(Dataset records)
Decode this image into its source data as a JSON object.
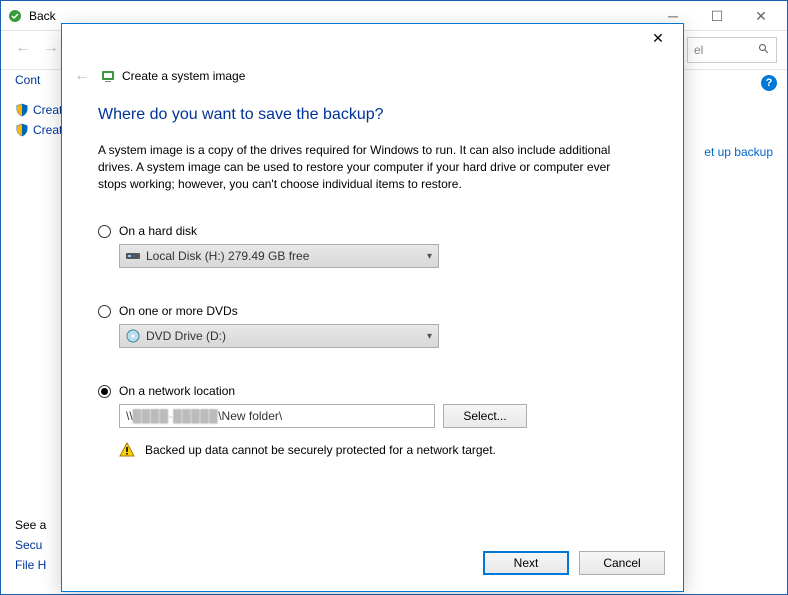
{
  "back_window": {
    "title": "Back",
    "nav_left_disabled": true,
    "nav_right_disabled": true,
    "search_placeholder": "el",
    "heading": "Cont",
    "links": [
      "Creat",
      "Creat"
    ],
    "right_link": "et up backup",
    "bottom_heading": "See a",
    "bottom_links": [
      "Secu",
      "File H"
    ]
  },
  "dialog": {
    "title": "Create a system image",
    "question": "Where do you want to save the backup?",
    "description": "A system image is a copy of the drives required for Windows to run. It can also include additional drives. A system image can be used to restore your computer if your hard drive or computer ever stops working; however, you can't choose individual items to restore.",
    "options": {
      "hard_disk": {
        "label": "On a hard disk",
        "value": "Local Disk (H:)  279.49 GB free",
        "selected": false
      },
      "dvd": {
        "label": "On one or more DVDs",
        "value": "DVD Drive (D:)",
        "selected": false
      },
      "network": {
        "label": "On a network location",
        "path_prefix": "\\\\",
        "path_suffix": "\\New folder\\",
        "select_button": "Select...",
        "warning": "Backed up data cannot be securely protected for a network target.",
        "selected": true
      }
    },
    "buttons": {
      "next": "Next",
      "cancel": "Cancel"
    }
  }
}
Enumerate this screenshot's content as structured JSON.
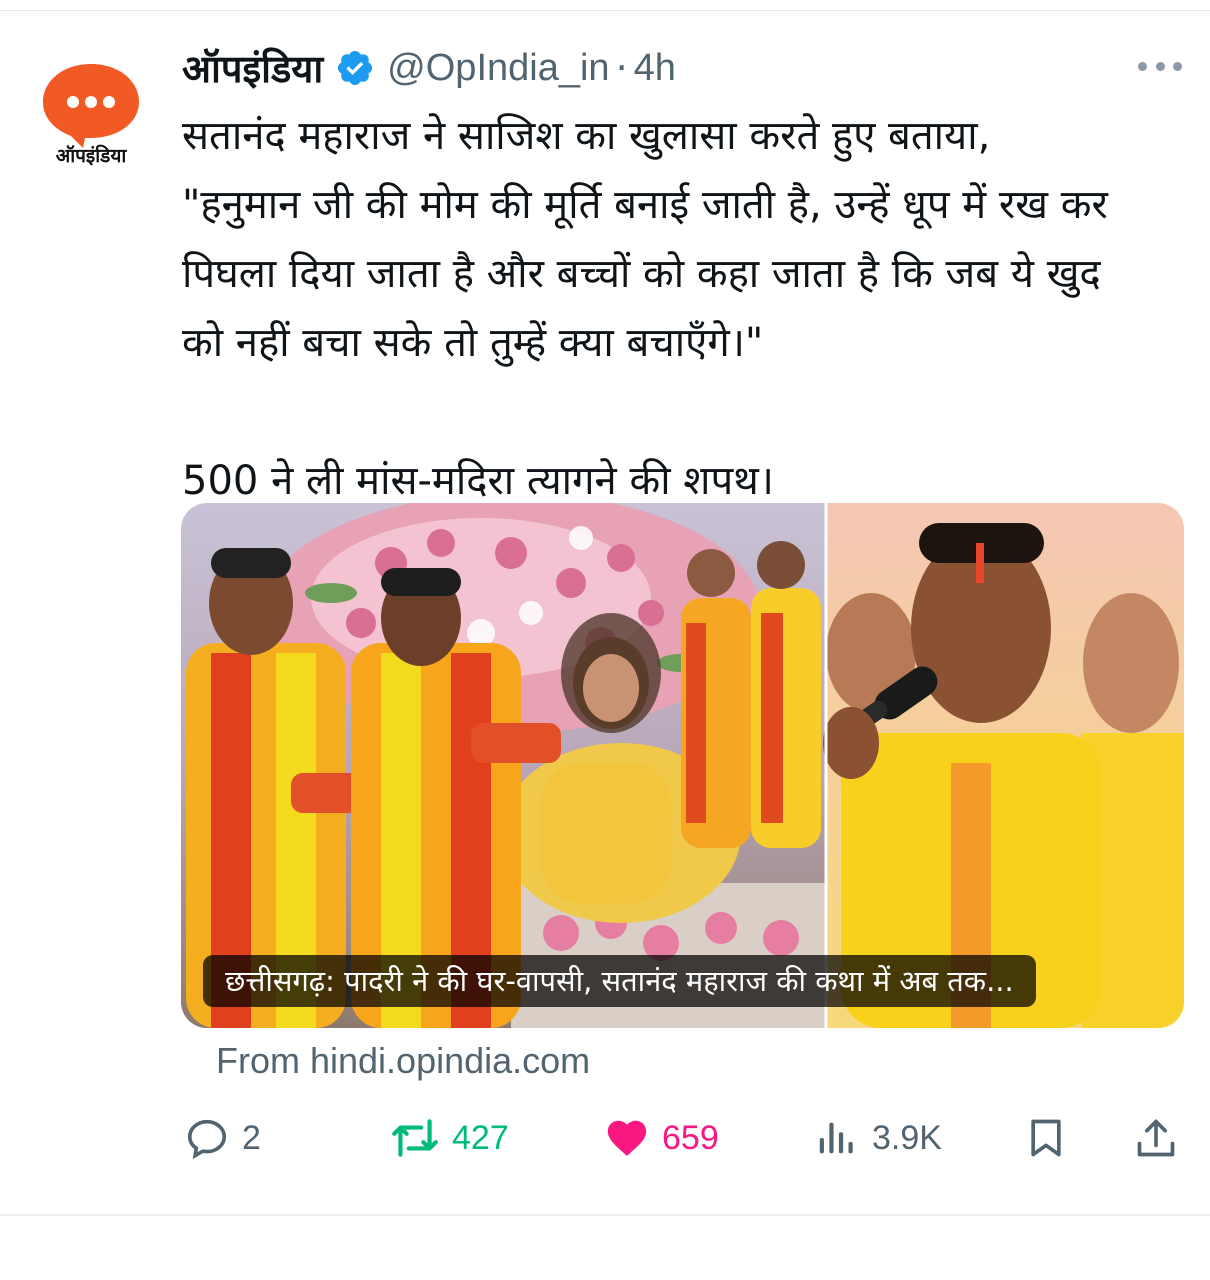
{
  "tweet": {
    "display_name": "ऑपइंडिया",
    "handle": "@OpIndia_in",
    "separator": "·",
    "time": "4h",
    "avatar_label": "ऑपइंडिया",
    "text_lines": [
      "सतानंद महाराज ने साजिश का खुलासा करते हुए बताया,",
      "\"हनुमान जी की मोम की मूर्ति बनाई जाती है, उन्हें धूप में रख कर",
      "पिघला दिया जाता है और बच्चों को कहा जाता है कि जब ये खुद",
      "को नहीं बचा सके तो तुम्हें क्या बचाएँगे।\""
    ],
    "text_para2": "500 ने ली मांस-मदिरा त्यागने की शपथ।",
    "card": {
      "caption": "छत्तीसगढ़: पादरी ने की घर-वापसी, सतानंद महाराज की कथा में अब तक...",
      "source": "From hindi.opindia.com"
    },
    "actions": {
      "replies": "2",
      "retweets": "427",
      "likes": "659",
      "views": "3.9K"
    }
  },
  "colors": {
    "brand_orange": "#f15a24",
    "verified_blue": "#1d9bf0",
    "retweet_green": "#00ba7c",
    "like_pink": "#f91880",
    "secondary_text": "#536471"
  },
  "icons": [
    "verified-badge-icon",
    "more-options-icon",
    "reply-icon",
    "retweet-icon",
    "like-icon",
    "views-icon",
    "bookmark-icon",
    "share-icon"
  ]
}
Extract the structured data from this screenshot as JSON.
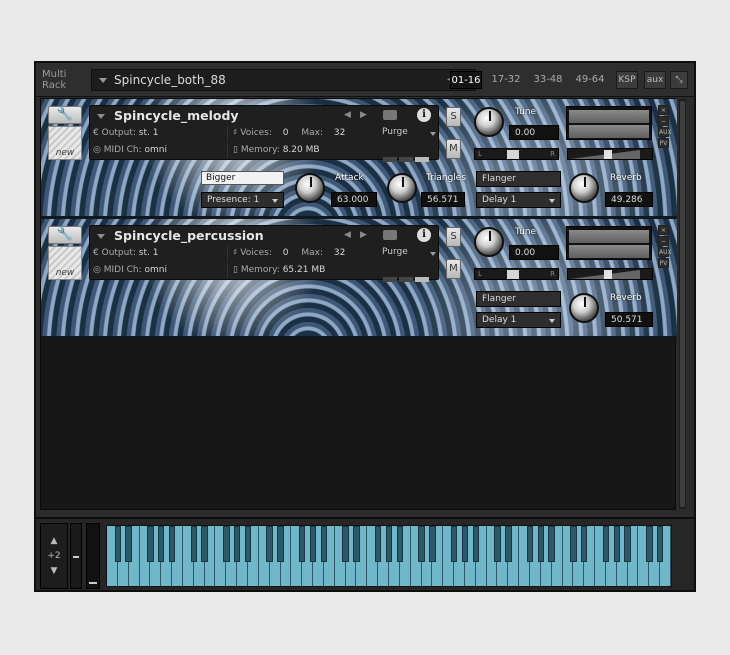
{
  "topbar": {
    "multi_rack_label": "Multi\nRack",
    "rack_name": "Spincycle_both_88",
    "pages": [
      "01-16",
      "17-32",
      "33-48",
      "49-64"
    ],
    "active_page": "01-16",
    "ksp_label": "KSP",
    "aux_label": "aux",
    "collapse_icon": "collapse-arrows-icon"
  },
  "instruments": [
    {
      "name": "Spincycle_melody",
      "output_label": "Output:",
      "output_value": "st. 1",
      "voices_label": "Voices:",
      "voices_value": "0",
      "max_label": "Max:",
      "max_value": "32",
      "midi_label": "MIDI Ch:",
      "midi_value": "omni",
      "memory_label": "Memory:",
      "memory_value": "8.20 MB",
      "purge_label": "Purge",
      "s_label": "S",
      "m_label": "M",
      "tune_label": "Tune",
      "tune_value": "0.00",
      "new_label": "new",
      "reverb_label": "Reverb",
      "reverb_value": "49.286",
      "fx1": "Flanger",
      "fx2": "Delay 1",
      "bigger_label": "Bigger",
      "presence_value": "Presence: 1",
      "attack_label": "Attack",
      "attack_value": "63.000",
      "triangles_label": "Triangles",
      "triangles_value": "56.571"
    },
    {
      "name": "Spincycle_percussion",
      "output_label": "Output:",
      "output_value": "st. 1",
      "voices_label": "Voices:",
      "voices_value": "0",
      "max_label": "Max:",
      "max_value": "32",
      "midi_label": "MIDI Ch:",
      "midi_value": "omni",
      "memory_label": "Memory:",
      "memory_value": "65.21 MB",
      "purge_label": "Purge",
      "s_label": "S",
      "m_label": "M",
      "tune_label": "Tune",
      "tune_value": "0.00",
      "new_label": "new",
      "reverb_label": "Reverb",
      "reverb_value": "50.571",
      "fx1": "Flanger",
      "fx2": "Delay 1"
    }
  ],
  "side": {
    "close": "×",
    "minus": "−",
    "aux": "AUX",
    "pv": "PV"
  },
  "pan": {
    "left": "L",
    "right": "R"
  },
  "vol": {
    "minus": "−",
    "plus": "+"
  },
  "keyboard": {
    "octave_value": "+2",
    "white_keys": 52,
    "black_pattern": [
      1,
      1,
      0,
      1,
      1,
      1,
      0
    ]
  },
  "colors": {
    "keys": "#6fb7c9",
    "black_keys": "#2d5868"
  }
}
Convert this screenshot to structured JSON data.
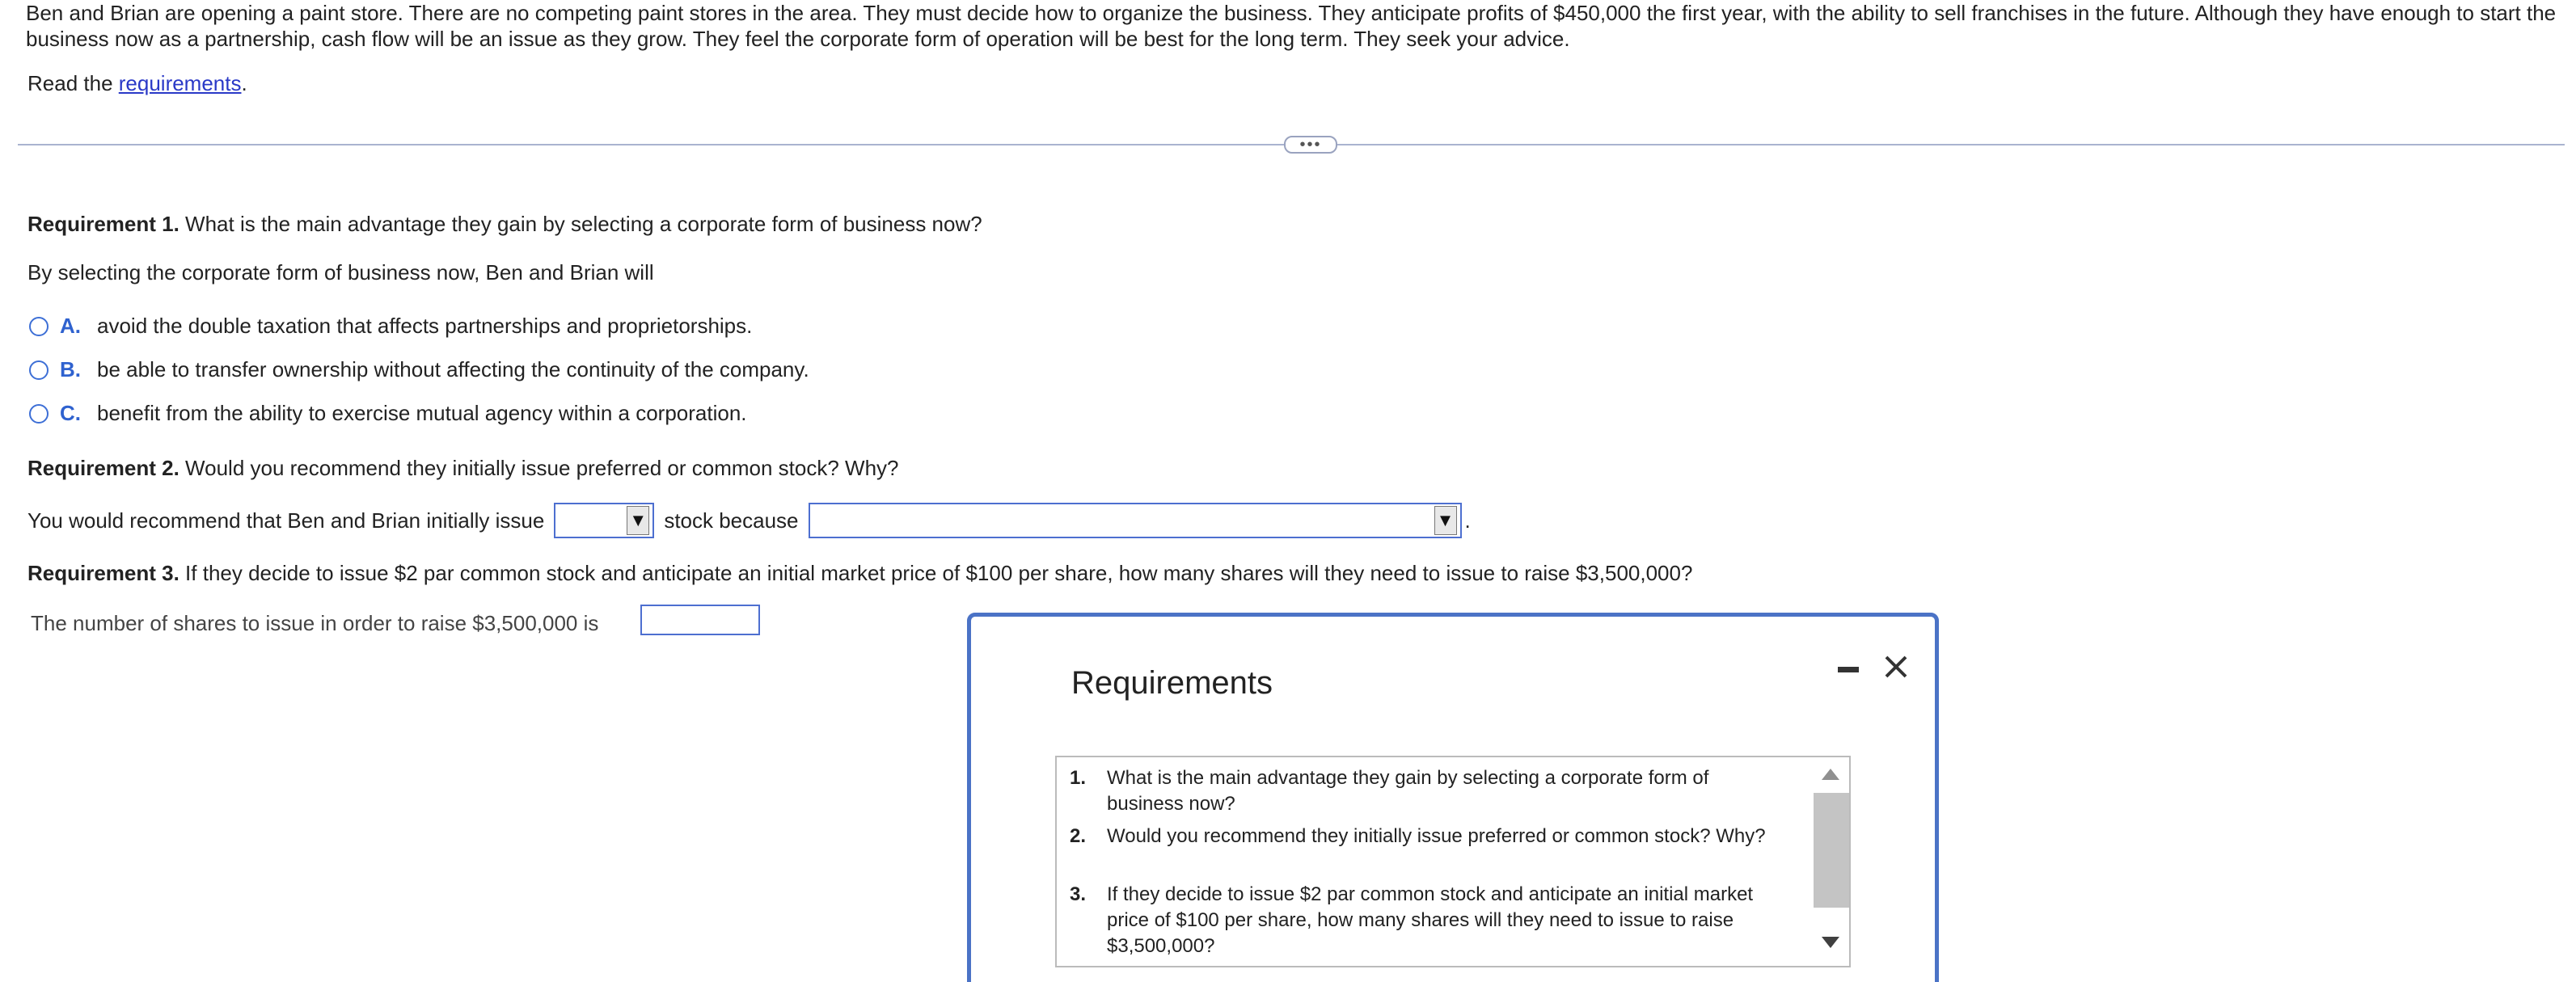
{
  "intro": {
    "text": "Ben and Brian are opening a paint store. There are no competing paint stores in the area. They must decide how to organize the business. They anticipate profits of $450,000 the first year, with the ability to sell franchises in the future. Although they have enough to start the business now as a partnership, cash flow will be an issue as they grow. They feel the corporate form of operation will be best for the long term. They seek your advice.",
    "read_prefix": "Read the ",
    "read_link": "requirements",
    "read_suffix": "."
  },
  "expand_label": "•••",
  "requirement1": {
    "label": "Requirement 1.",
    "question": " What is the main advantage they gain by selecting a corporate form of business now?",
    "prompt": "By selecting the corporate form of business now, Ben and Brian will",
    "options": [
      {
        "letter": "A.",
        "text": "avoid the double taxation that affects partnerships and proprietorships."
      },
      {
        "letter": "B.",
        "text": "be able to transfer ownership without affecting the continuity of the company."
      },
      {
        "letter": "C.",
        "text": "benefit from the ability to exercise mutual agency within a corporation."
      }
    ]
  },
  "requirement2": {
    "label": "Requirement 2.",
    "question": " Would you recommend they initially issue preferred or common stock? Why?",
    "prefix": "You would recommend that Ben and Brian initially issue",
    "middle": "stock because",
    "suffix": ".",
    "stock_selected": "",
    "reason_selected": "",
    "arrow": "▼"
  },
  "requirement3": {
    "label": "Requirement 3.",
    "question": " If they decide to issue $2 par common stock and anticipate an initial market price of $100 per share, how many shares will they need to issue to raise $3,500,000?",
    "answer_label": "The number of shares to issue in order to raise $3,500,000 is",
    "answer_value": ""
  },
  "modal": {
    "title": "Requirements",
    "items": [
      {
        "num": "1.",
        "text": "What is the main advantage they gain by selecting a corporate form of business now?"
      },
      {
        "num": "2.",
        "text": "Would you recommend they initially issue preferred or common stock? Why?"
      },
      {
        "num": "3.",
        "text": "If they decide to issue $2 par common stock and anticipate an initial market price of $100 per share, how many shares will they need to issue to raise $3,500,000?"
      }
    ]
  }
}
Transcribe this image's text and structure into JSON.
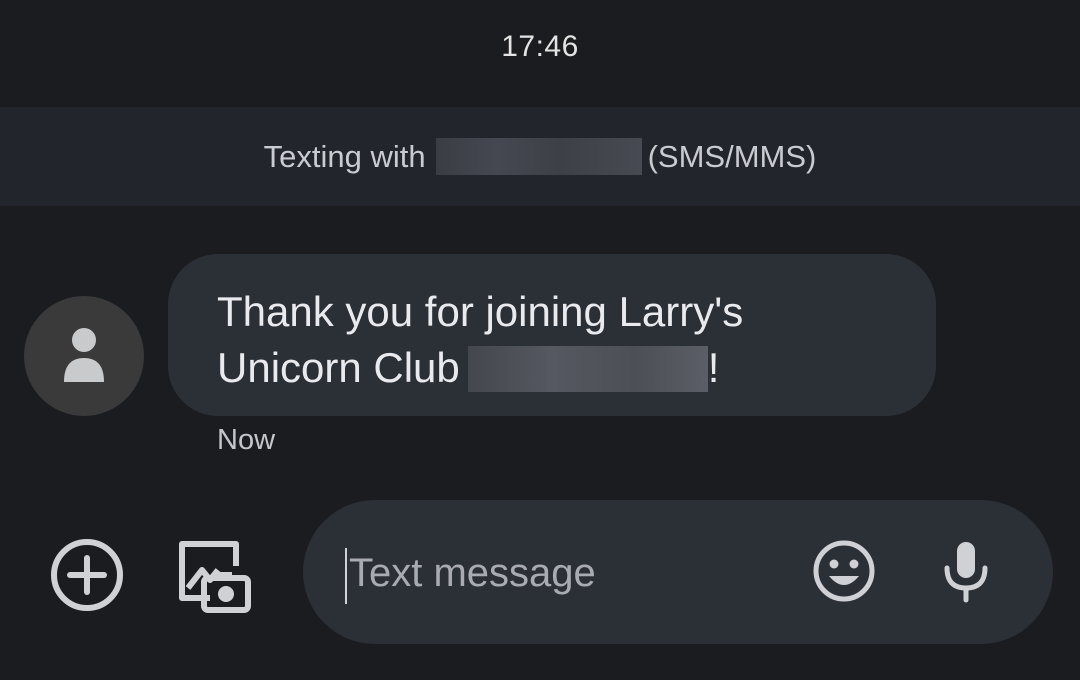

• _GOAL_
Tell how many lines above contain the word "title". Give the number alone.

• _EXPECTED OUTPUT_
3